[START Dataset records]
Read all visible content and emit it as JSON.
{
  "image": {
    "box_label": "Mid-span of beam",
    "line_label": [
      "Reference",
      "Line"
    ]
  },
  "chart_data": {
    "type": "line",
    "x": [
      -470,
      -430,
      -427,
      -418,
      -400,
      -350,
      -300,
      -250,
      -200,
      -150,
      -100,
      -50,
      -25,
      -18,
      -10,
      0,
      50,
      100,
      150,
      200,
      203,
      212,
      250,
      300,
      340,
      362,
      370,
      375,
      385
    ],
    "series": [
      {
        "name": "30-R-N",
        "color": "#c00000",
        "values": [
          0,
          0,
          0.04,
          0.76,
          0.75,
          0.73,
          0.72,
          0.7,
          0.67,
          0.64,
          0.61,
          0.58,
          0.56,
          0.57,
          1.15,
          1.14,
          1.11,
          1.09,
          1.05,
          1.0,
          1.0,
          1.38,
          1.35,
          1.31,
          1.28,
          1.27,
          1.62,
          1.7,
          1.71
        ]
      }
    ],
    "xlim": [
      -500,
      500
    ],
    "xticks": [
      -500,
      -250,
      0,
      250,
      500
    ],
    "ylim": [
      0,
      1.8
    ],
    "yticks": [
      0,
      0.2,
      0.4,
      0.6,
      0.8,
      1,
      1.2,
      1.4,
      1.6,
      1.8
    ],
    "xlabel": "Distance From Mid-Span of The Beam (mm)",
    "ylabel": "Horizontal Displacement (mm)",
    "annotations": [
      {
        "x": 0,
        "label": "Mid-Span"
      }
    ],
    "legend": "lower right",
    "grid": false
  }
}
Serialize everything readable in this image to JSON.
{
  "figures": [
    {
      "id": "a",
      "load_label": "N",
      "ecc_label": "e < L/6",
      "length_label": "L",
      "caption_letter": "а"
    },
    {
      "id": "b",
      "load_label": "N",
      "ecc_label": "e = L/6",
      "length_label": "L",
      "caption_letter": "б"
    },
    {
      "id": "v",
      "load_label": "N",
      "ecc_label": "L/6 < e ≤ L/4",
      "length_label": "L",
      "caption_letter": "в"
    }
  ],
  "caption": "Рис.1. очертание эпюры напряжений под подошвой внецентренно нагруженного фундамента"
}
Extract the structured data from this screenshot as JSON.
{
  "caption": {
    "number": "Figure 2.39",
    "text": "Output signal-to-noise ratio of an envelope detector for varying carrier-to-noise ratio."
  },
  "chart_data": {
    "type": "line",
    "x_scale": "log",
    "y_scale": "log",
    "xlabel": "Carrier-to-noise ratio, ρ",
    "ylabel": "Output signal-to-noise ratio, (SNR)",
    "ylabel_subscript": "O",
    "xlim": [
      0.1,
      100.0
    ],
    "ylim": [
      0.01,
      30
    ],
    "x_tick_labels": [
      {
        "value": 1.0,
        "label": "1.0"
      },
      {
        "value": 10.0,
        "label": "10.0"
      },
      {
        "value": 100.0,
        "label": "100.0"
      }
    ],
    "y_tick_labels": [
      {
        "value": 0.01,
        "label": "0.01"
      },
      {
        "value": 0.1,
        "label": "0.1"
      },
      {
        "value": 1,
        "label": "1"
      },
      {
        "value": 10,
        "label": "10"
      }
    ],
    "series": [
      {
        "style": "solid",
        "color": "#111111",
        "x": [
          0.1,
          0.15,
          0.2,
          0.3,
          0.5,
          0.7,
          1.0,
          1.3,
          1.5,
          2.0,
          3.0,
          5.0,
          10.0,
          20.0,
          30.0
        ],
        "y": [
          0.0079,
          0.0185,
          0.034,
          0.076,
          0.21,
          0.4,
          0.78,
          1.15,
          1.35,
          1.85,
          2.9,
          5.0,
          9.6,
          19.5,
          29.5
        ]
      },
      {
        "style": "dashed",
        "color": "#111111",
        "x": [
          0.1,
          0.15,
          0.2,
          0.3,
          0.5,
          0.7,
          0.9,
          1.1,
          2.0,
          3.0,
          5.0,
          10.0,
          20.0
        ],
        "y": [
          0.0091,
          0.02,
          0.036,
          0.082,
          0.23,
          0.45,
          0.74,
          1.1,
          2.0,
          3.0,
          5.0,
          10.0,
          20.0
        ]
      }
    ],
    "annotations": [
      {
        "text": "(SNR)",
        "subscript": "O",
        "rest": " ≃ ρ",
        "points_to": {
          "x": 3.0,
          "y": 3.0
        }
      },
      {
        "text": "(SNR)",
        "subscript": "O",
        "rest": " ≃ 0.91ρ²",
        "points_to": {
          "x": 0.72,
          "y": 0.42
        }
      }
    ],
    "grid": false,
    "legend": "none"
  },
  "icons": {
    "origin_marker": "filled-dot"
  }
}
[END Dataset records]
◆ What needs to be done: Copy out every line of the listing that contains the string "Output".

◆ Solved exercise:
    "text": "Output signal-to-noise ratio of an envelope detector for varying carrier-to-noise ratio."
    "ylabel": "Output signal-to-noise ratio, (SNR)",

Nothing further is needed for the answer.